▸ WORK TO COMPLETE
Determine the number of lines in the listing below where the string "JSON" occurs; answer with the number alone.

Start of SUPPLIED RECORDS

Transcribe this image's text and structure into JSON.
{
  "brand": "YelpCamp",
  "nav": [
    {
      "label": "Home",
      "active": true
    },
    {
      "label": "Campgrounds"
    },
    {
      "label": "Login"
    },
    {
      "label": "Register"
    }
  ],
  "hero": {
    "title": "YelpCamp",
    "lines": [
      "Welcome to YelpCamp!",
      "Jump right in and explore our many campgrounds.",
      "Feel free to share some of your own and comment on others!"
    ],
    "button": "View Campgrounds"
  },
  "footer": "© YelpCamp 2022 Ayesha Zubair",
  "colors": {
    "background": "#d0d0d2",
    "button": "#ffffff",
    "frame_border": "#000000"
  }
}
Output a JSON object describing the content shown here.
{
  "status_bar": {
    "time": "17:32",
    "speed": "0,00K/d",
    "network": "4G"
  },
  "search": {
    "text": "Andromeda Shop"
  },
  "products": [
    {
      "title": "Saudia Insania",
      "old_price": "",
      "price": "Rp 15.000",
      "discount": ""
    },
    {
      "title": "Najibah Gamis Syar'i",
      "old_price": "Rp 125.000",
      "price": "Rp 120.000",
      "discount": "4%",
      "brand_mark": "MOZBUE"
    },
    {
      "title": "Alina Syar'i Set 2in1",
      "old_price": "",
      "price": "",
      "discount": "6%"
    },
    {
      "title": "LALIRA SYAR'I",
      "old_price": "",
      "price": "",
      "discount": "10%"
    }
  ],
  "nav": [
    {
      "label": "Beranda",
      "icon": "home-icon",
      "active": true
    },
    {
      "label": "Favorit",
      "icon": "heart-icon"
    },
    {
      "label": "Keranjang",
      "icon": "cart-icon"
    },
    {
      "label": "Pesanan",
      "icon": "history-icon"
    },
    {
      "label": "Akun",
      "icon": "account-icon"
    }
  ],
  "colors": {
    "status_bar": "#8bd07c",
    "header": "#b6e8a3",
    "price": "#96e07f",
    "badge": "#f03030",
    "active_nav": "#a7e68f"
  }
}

End of SUPPLIED RECORDS

▸ TASK RESPONSE
2